## Finding primes in parallel

Posted by Jonas Elfström Thu, 14 Jan 2010 21:55:00 GMT

Justin Etheredge has been blogging about his challenge to find prime numbers with LINQ. He later used `AsParallel()`

(coming in .NET 4) to speed things up and then followed that up with a post about using The Sieve Of Eratosthenes.

As you can see in the comments of those posts I tried to speed the Sieve of Eratosthenes up by using `Parallel.For`

in the inner loop. I also tried AsParallel() in the LINQ expression but it made no difference in either case. At most it got 5% faster. I'm not sure but it could be that because SoE is very memory intense we could have a scaling issue and maybe also memory bandwidth exhaustion. This is mere speculation.

I then searched for other algorithms and found The Sieve of Atkin. It uses less memory than SoE so I thought I'd give it a try.

I set the limit to 20,000,000 and then benchmarked it. It timed in on 2.48s so actually worse than the 2.2s that SoE took. Not good!
Then I added `Parallel.For`

in the loop that did most of the work and lo and behold, it scaled! I have two cores in my machine (T7200@2.0GHz) and the average runtime went down to 1.26s. That's almost linear and surprisingly good! If you happen have a quad core (or more) and feel like trying it out then please contact me. It would be interesting to see if it scales further.

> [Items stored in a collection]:
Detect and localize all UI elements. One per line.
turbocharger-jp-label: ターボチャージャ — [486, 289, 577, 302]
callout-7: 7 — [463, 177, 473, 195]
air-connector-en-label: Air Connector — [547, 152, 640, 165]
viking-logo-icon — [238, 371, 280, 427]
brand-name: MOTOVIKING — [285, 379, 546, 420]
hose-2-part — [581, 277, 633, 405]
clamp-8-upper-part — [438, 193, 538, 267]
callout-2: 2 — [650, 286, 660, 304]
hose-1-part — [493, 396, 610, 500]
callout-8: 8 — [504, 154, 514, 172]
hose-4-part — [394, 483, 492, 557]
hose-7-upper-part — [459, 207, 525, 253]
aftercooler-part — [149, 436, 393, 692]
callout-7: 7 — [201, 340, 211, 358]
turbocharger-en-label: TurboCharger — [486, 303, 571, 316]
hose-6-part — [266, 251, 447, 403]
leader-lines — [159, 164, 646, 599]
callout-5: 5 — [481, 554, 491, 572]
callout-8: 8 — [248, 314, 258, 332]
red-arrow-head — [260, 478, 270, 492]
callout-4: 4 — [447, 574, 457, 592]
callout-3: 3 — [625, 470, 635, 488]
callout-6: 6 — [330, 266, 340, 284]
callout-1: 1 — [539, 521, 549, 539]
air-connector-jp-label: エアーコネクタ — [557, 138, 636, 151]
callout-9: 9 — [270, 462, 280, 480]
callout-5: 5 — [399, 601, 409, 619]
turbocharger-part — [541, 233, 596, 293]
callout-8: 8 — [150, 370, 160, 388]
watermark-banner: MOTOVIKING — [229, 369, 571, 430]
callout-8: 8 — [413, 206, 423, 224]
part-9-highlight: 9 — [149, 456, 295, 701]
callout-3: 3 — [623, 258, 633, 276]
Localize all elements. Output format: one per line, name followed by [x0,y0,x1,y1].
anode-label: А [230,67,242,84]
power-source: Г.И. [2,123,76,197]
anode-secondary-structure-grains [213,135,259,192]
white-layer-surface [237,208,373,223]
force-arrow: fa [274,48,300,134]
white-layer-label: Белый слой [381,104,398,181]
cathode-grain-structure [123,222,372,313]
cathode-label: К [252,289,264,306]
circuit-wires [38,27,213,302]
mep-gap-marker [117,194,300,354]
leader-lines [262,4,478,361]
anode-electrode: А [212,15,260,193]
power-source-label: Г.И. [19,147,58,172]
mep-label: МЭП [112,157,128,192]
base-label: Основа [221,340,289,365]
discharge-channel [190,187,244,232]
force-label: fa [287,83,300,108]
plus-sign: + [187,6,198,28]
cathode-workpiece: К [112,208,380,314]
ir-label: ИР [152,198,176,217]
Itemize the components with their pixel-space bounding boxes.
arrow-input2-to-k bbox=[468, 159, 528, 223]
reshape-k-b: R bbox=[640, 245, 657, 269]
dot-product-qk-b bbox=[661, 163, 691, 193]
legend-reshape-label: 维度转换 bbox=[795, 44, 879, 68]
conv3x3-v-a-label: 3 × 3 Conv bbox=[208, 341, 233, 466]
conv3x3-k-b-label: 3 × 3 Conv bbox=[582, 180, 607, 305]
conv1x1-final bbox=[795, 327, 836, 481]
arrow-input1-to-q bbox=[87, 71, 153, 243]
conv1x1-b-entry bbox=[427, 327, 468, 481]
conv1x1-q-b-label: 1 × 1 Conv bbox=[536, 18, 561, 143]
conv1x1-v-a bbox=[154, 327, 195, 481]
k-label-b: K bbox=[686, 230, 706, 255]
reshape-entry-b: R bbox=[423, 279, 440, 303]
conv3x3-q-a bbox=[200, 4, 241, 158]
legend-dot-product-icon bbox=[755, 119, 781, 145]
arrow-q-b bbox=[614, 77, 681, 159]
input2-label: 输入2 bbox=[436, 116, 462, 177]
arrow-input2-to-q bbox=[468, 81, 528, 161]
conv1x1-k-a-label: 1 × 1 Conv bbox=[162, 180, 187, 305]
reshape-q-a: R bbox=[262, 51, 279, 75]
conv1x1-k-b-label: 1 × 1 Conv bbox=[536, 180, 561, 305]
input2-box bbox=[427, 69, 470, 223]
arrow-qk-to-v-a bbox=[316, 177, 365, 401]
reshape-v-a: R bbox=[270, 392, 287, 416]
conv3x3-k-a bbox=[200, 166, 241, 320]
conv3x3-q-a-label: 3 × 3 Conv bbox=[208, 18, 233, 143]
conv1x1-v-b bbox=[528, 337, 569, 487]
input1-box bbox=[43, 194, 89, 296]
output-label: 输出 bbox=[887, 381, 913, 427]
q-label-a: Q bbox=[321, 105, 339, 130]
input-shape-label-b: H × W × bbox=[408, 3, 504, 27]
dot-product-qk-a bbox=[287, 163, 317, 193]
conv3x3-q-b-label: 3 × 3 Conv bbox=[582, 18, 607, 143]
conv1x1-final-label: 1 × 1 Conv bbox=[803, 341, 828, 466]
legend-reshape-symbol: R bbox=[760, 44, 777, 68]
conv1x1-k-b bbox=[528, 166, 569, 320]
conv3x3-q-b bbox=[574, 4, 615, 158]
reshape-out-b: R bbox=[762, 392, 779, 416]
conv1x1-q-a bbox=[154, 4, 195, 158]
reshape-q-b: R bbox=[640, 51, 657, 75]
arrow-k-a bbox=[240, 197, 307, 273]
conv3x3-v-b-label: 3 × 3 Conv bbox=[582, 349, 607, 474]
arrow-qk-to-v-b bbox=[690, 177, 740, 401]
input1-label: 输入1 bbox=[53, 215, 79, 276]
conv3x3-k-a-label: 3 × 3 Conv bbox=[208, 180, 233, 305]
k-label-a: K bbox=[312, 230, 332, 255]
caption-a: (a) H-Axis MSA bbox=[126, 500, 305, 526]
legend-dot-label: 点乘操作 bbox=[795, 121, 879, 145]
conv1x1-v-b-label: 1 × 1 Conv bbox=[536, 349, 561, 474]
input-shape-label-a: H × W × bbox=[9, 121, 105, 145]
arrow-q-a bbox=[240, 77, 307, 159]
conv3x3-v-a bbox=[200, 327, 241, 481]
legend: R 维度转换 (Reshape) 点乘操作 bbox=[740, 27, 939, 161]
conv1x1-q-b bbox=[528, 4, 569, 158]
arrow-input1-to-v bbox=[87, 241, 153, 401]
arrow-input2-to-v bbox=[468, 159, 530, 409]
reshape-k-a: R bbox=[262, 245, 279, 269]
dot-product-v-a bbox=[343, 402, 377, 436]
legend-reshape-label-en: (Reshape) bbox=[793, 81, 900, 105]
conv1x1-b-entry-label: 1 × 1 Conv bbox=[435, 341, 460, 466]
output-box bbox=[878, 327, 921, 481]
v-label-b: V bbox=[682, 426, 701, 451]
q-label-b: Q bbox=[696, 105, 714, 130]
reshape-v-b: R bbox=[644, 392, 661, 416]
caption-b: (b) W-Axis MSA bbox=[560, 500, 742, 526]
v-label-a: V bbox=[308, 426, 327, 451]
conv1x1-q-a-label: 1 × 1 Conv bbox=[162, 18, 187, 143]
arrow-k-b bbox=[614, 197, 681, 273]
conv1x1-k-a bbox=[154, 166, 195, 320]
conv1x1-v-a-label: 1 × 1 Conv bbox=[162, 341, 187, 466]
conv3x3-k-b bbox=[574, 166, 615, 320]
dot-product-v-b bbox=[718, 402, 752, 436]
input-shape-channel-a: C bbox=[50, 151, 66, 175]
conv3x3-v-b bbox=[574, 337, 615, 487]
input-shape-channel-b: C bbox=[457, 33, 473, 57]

> [TASK LIST]:
#1 Can you copy the passage of the primes-in-parallel post from "in the inner" up to and including "took. Not good!"?
#2 Could you carry on the blog post about finding primes in parallel, starting right after its final sentence?

> [ANSWERS BELOW]:
#1
in the inner loop. I also tried AsParallel() in the LINQ expression but it made no difference in either case. At most it got 5% faster. I'm not sure but it could be that because SoE is very memory intense we could have a scaling issue and maybe also memory bandwidth exhaustion. This is mere speculation.

I then searched for other algorithms and found The Sieve of Atkin. It uses less memory than SoE so I thought I'd give it a try.

I set the limit to 20,000,000 and then benchmarked it. It timed in on 2.48s so actually worse than the 2.2s that SoE took. Not good!

#2
1 2 3 4 5 6 7 8 9 |
static List<int> FindPrimesBySieveOfAtkins(int max) { // var isPrime = new BitArray((int)max+1, false); // Can't use BitArray because of threading issues. var isPrime = new bool[max + 1]; var sqrt = (int)Math.Sqrt(max); Parallel.For(1, sqrt, x => { var xx = x * x; for (int y = 1; y <= sqrt; y++) { var yy = y * y; var n = 4 * xx + yy; if (n <= max && (n % 12 == 1 || n % 12 == 5)) isPrime[n] ^= true; n = 3 * xx + yy; if (n <= max && n % 12 == 7) isPrime[n] ^= true; n = 3 * xx - yy; if (x > y && n <= max && n % 12 == 11) isPrime[n] ^= true; } }); var primes = new List<int>() { 2, 3 }; for (int n = 5; n <= sqrt; n++) { if (isPrime[n]) { primes.Add(n); int nn = n * n; for (int k = nn; k <= max; k += nn) isPrime[k] = false; } } for (int n = sqrt + 1; n <= max; n++) if (isPrime[n]) primes.Add(n); return primes; } |

This code needs C# 4.0 to compile.

Edit 2010-12-14

Dommer found out that the BitArray implementation had some serious threading issues.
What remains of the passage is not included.